GOALS »
(a) In the forum thread about the Windows boot problem, rewrite the stretch from "Thanks for the" through "is windows 7?" with "hard drive" changed to "graphics card".
(b) Write what comes next in the forum thread about the computer that hangs while loading Windows, picking up after its final sentence.

Thanks for the replies 

Ram tested fine after a night of testing, hard drive fine.

Is it a chance that i might need to install the sata drivers at os install even though it is windows 7?

Ok i installed the sata drivers and it still hangs at loading operating system.

I am going to try another installation of vista.


----------



## jonno112 (Jun 18, 2004)

still no go I tried to load 2008 Server r2 hangs at the same place. Might try an rebuild the raid array.
Ok i deleted the raid array and then recreated it, i restarted and the windows boot manager came up with 4 x windows 7 options, it says choose an operating system to start, when i created the raid i thought it would have deleted all the data.

I select one of the windows 7 it takes me to another page 

Windows failed to start A recent hardware change might be the cause.

DATASET EXTRACT »
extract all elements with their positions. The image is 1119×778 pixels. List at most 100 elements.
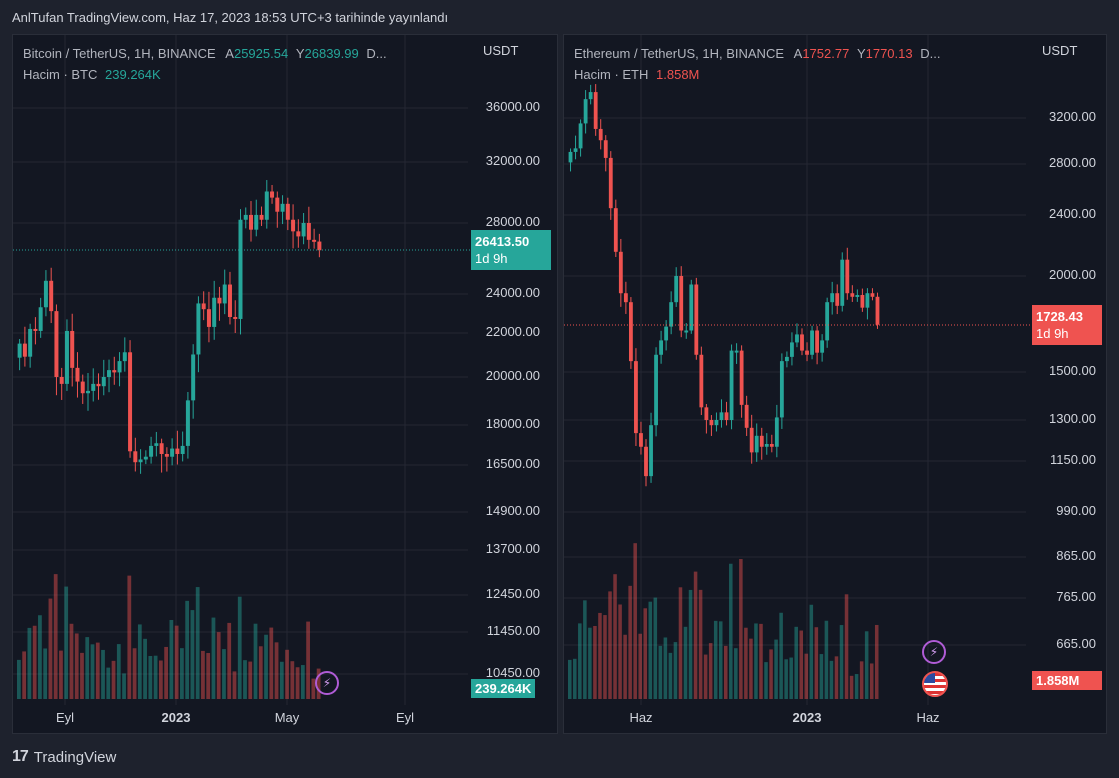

RESULTS IN ORDER »
(a)
Thanks for the replies 

Ram tested fine after a night of testing, graphics card fine.

Is it a chance that i might need to install the sata drivers at os install even though it is windows 7?

(b)
It says the file \windows\system32\winload.exe
status 0xc000000e

The selected entry could not be loaded because the app is corrupt or missing.


----------



## jonno112 (Jun 18, 2004)

Ok after resetting the array I changed the install to Windows 7 Pro It booted up and worked fine, i have used the ultimate install multiple times with no problems, Thinking back to a couple of years ago I remember another gigabyte board giving me the same grief and to fix it i ended up removing a stick of ram. That was my next step.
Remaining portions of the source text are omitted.